Stated problem a >> In the provided text about early Warner Bros. cartoon endings, what did the jester wave while exclaiming "That's all, folks"?

# start of Provided text

The early Warner Bros. cartoons had the best endings. Beginning with the first short in 1930, the Looney Toons concluded with Bosko leaping out from behind a wooden sign and exclaiming “That’s all folks!” When the Merrie Melodies debuted in 1931, a character would run from the back of a drum, but the exclamation now was “So long, folks!”
The drum was put into storage for a while when Hugh Harman and Rudy Ising parted ways with Leon Schlesinger in 1933. The ending now featured a stage curtain with musical notes, and a character in the cartoon standing and making the final pronouncement (Buddy in the Looney Toons).
It would appear when the Merrie Melodies went completely to colour in 1935 with
The Country Boy, the ending featured a jester on stage, waving a marotte and exclaiming “That’s all, folks” (his voice varied with each cartoon). I always liked the jester when I was a kid. It never dawned on me he never starred in any cartoons.
Perhaps the creepiest looking and sounding spokes-character was the cat at the end of
Sittin’ on a Back Yard Fence (1933), apparently animated by Don Williams. It shouts “So long, folks!” in a raspy falsetto. Get a load of the teeth.

# end of Provided text
# start of Supplied records

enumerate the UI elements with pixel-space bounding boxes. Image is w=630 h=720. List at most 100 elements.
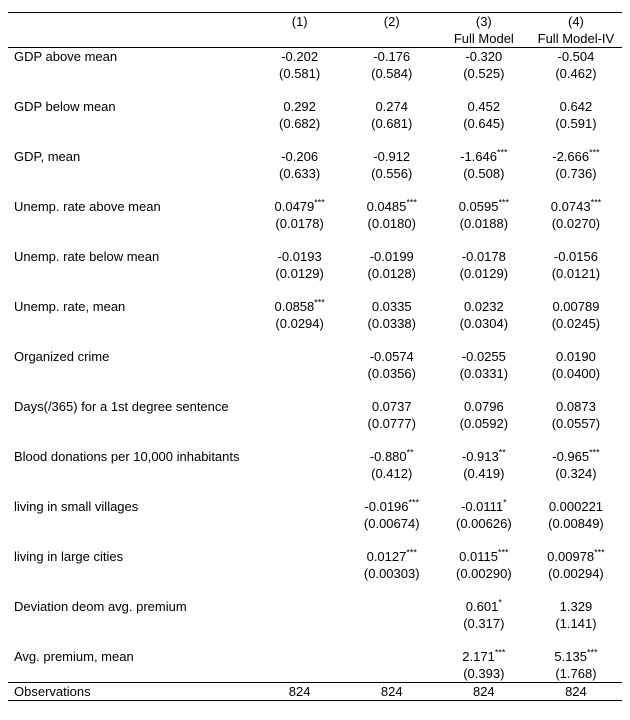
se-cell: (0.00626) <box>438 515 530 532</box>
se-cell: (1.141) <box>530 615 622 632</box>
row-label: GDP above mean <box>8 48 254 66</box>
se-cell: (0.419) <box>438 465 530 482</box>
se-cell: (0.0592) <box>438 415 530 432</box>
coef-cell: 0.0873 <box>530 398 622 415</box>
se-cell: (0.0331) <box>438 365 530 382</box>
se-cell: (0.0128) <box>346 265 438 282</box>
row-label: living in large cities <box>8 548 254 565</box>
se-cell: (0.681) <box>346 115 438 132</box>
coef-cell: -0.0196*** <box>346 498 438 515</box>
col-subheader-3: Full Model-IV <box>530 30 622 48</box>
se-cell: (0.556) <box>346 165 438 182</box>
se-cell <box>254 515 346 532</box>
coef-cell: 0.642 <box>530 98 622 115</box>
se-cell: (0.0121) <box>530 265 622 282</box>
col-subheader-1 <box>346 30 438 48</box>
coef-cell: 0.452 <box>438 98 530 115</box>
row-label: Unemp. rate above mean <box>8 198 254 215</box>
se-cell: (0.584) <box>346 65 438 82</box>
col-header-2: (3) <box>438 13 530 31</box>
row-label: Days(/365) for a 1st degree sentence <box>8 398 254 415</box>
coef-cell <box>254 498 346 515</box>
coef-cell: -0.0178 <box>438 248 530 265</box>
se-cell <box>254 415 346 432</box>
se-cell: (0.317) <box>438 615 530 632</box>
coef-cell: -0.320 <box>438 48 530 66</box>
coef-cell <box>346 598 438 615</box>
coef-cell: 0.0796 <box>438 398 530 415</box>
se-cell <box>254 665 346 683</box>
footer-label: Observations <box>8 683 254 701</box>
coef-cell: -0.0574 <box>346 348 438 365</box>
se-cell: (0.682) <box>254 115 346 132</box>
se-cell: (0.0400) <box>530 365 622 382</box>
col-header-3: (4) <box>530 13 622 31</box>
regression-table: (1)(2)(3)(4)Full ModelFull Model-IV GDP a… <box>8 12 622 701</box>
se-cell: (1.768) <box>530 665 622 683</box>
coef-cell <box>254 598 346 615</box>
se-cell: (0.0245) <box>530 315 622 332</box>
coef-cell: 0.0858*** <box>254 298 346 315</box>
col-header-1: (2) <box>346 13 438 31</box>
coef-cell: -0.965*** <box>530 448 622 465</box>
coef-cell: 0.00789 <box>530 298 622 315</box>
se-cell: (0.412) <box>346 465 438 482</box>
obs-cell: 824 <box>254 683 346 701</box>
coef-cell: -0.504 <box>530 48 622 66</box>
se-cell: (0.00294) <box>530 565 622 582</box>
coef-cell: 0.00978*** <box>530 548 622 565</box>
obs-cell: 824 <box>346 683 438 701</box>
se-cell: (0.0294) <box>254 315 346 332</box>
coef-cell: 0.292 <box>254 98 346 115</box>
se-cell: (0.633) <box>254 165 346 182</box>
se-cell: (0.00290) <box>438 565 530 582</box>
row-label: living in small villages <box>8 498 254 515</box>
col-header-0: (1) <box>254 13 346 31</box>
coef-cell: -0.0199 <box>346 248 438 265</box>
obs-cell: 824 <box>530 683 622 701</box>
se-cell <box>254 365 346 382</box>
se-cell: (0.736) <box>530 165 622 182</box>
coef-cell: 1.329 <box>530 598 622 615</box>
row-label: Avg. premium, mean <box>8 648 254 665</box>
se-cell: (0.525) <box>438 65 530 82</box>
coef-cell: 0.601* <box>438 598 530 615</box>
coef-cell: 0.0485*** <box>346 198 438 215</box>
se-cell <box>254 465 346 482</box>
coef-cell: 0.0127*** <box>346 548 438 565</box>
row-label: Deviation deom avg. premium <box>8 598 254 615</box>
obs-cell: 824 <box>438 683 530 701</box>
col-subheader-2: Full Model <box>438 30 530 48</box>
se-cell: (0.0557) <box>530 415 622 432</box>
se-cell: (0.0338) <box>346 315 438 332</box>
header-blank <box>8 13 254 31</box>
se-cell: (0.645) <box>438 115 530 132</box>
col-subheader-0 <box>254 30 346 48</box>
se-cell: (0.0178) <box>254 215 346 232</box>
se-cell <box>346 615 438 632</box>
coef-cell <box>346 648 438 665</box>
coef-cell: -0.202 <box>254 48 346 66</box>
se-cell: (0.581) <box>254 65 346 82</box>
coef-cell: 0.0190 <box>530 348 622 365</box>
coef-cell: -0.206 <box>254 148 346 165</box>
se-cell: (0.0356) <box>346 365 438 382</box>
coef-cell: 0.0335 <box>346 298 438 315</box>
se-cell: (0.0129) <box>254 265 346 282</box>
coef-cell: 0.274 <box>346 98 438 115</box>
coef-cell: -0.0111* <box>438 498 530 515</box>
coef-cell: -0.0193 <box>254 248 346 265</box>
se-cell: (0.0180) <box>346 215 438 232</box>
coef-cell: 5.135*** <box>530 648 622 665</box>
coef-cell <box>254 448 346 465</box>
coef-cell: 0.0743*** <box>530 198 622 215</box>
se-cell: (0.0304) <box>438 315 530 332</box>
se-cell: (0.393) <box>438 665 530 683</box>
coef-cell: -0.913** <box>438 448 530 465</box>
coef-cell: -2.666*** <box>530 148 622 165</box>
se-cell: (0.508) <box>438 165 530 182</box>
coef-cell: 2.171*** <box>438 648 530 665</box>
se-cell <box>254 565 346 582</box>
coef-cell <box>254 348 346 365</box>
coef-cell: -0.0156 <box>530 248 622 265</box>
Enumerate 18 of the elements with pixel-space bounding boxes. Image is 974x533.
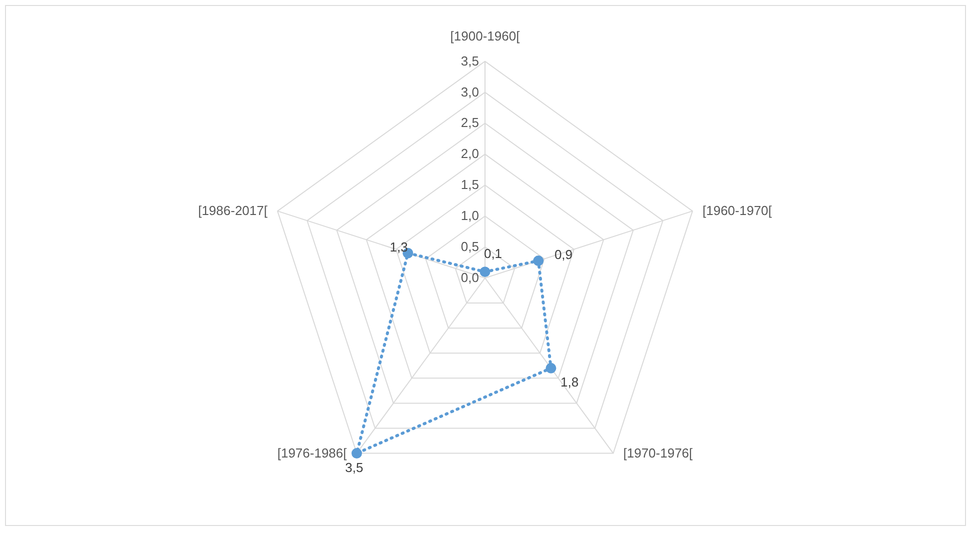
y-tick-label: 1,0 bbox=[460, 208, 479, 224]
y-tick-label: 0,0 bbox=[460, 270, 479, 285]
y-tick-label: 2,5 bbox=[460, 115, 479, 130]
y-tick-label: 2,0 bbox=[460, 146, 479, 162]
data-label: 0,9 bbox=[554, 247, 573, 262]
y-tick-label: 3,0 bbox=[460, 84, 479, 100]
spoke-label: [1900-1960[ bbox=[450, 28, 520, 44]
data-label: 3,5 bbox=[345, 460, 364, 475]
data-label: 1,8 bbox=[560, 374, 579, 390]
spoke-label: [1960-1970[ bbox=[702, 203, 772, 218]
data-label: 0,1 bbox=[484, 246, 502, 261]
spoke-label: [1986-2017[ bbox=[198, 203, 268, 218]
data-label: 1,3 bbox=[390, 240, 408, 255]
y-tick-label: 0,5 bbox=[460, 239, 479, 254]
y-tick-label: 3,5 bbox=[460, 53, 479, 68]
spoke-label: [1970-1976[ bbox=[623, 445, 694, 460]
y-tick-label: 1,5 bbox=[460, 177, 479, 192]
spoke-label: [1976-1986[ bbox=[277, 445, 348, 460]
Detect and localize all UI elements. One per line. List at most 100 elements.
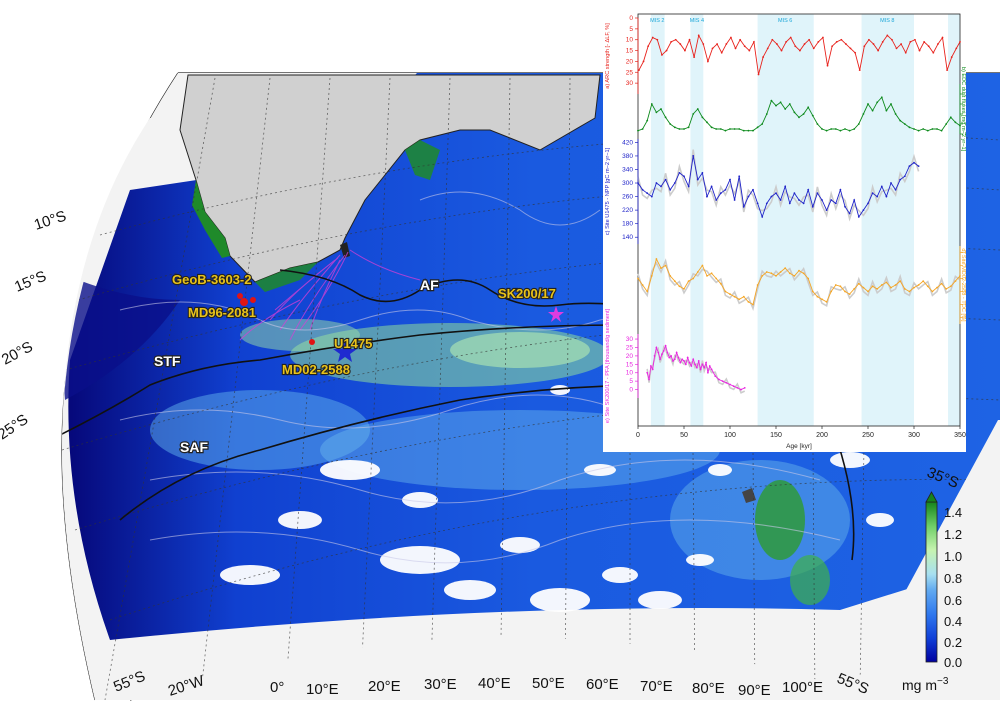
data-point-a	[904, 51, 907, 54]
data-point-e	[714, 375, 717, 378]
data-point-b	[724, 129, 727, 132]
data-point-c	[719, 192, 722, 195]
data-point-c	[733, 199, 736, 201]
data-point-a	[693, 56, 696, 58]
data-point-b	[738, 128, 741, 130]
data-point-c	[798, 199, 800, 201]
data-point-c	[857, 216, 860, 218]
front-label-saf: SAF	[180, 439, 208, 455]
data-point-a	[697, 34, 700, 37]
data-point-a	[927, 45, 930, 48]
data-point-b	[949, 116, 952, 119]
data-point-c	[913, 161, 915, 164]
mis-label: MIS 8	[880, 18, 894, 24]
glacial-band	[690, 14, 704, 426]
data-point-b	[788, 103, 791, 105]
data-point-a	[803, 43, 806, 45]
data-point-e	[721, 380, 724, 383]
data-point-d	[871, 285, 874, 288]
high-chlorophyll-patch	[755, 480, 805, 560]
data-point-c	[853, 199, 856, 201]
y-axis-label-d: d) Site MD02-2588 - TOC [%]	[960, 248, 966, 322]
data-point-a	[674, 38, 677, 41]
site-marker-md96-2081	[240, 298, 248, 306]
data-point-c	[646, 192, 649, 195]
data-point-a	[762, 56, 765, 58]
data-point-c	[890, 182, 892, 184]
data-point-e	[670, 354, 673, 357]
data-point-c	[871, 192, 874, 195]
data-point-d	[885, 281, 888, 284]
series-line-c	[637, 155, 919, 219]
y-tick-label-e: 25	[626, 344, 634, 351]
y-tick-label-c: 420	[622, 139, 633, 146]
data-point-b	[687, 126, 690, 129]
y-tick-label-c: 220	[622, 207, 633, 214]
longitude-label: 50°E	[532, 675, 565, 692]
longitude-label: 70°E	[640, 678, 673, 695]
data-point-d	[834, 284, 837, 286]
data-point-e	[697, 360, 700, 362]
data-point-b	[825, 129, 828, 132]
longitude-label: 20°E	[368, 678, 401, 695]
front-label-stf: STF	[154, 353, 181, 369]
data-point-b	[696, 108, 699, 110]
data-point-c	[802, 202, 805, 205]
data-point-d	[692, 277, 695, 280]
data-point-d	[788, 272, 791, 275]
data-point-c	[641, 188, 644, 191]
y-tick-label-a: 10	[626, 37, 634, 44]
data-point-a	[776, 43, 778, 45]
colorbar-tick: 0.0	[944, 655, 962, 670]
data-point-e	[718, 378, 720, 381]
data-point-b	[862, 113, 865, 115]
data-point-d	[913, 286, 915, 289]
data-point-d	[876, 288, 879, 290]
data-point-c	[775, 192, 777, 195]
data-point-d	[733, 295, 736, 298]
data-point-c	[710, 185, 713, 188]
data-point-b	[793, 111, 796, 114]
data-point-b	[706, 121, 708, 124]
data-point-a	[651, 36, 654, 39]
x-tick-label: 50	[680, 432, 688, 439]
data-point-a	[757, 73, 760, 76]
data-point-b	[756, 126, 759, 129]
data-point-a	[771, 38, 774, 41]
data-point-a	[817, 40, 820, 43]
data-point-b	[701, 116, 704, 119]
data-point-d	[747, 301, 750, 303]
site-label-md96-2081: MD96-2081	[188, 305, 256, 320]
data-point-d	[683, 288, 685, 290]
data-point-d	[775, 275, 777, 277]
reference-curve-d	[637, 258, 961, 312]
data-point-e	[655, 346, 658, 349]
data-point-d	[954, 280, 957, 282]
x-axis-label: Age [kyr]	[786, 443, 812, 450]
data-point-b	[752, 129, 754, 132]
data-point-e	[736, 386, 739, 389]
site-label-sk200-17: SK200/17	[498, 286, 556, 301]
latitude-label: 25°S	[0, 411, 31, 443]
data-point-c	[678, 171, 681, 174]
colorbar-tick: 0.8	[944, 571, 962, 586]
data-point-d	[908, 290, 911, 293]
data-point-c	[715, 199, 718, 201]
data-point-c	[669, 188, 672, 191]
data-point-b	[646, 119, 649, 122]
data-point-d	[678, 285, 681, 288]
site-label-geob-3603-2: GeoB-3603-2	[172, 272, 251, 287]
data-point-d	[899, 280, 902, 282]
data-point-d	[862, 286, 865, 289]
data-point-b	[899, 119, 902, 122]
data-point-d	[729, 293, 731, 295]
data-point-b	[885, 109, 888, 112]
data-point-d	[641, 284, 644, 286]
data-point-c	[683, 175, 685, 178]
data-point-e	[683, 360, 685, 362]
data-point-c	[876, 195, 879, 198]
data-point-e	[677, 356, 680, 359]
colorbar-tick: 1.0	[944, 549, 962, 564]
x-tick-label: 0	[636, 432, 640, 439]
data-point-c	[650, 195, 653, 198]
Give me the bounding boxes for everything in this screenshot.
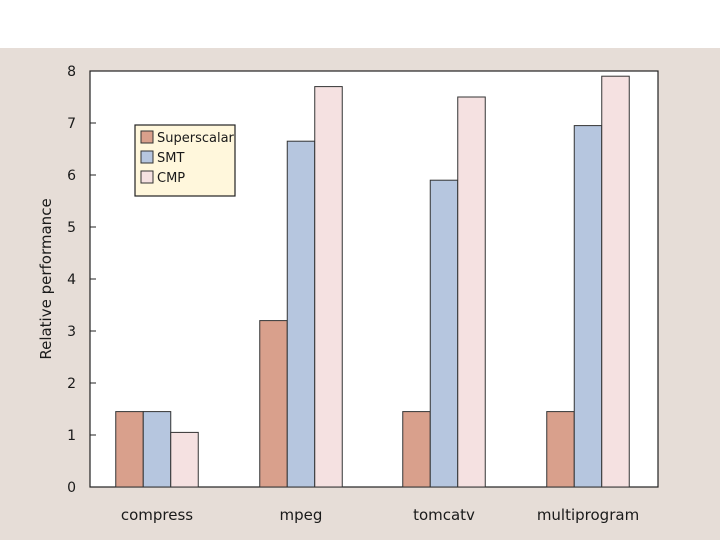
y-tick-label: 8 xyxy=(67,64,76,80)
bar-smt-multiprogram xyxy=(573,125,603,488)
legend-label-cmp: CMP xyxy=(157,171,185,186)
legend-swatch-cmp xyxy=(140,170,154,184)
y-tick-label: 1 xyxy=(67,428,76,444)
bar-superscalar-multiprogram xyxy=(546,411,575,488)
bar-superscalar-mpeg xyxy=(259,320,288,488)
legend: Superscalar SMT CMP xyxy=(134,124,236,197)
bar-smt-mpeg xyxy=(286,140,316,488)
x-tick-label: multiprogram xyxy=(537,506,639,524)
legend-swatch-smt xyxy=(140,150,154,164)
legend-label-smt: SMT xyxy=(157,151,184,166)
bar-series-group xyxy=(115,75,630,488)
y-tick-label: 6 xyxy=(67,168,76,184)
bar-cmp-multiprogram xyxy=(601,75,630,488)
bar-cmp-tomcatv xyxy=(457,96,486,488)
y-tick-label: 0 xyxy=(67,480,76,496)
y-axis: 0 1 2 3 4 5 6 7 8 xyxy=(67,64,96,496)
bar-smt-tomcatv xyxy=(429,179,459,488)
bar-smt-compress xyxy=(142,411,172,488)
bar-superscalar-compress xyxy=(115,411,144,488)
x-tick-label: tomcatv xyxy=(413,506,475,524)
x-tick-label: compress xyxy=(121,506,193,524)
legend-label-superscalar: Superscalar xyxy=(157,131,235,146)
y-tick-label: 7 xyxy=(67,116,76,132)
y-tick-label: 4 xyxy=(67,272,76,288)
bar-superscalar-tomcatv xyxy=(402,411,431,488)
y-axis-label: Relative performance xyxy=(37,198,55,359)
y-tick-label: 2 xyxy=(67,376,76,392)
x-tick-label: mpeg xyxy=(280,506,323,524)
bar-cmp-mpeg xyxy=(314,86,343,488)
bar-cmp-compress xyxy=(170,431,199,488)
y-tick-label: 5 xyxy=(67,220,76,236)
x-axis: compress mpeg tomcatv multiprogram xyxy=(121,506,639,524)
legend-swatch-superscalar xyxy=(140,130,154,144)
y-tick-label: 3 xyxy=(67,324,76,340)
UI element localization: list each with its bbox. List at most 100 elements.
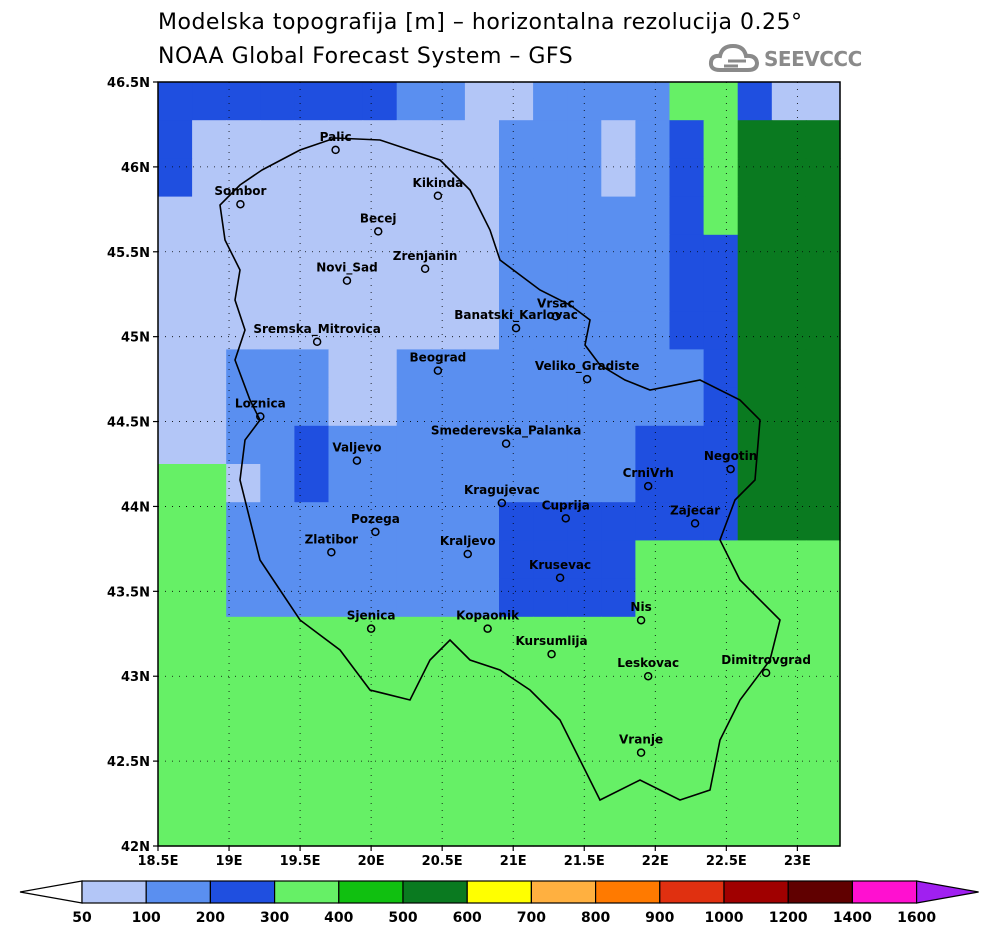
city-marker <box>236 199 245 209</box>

# end of Supplied records

Stated problem b >> Rewrite the entries in the stretch from the line containing "y-tick-label: 8 xyxy=(67,64,76,80)" through the line containing "y-axis: 0 1 2 3 4 5 6 7 8 xyxy=(67,64,96,496)", with "legend-swatch" replaced by "legend-marker" and everything else unchanged.

Full output a >> A marotte.

Full output b >>
y-tick-label: 8 xyxy=(67,64,76,80)
bar-smt-multiprogram xyxy=(573,125,603,488)
legend-label-cmp: CMP xyxy=(157,171,185,186)
legend-marker-cmp xyxy=(140,170,154,184)
y-tick-label: 1 xyxy=(67,428,76,444)
bar-superscalar-multiprogram xyxy=(546,411,575,488)
bar-superscalar-mpeg xyxy=(259,320,288,488)
legend: Superscalar SMT CMP xyxy=(134,124,236,197)
bar-smt-mpeg xyxy=(286,140,316,488)
x-tick-label: multiprogram xyxy=(537,506,639,524)
legend-marker-smt xyxy=(140,150,154,164)
legend-label-smt: SMT xyxy=(157,151,184,166)
bar-series-group xyxy=(115,75,630,488)
y-tick-label: 6 xyxy=(67,168,76,184)
bar-cmp-multiprogram xyxy=(601,75,630,488)
bar-cmp-tomcatv xyxy=(457,96,486,488)
y-tick-label: 0 xyxy=(67,480,76,496)
y-axis: 0 1 2 3 4 5 6 7 8 xyxy=(67,64,96,496)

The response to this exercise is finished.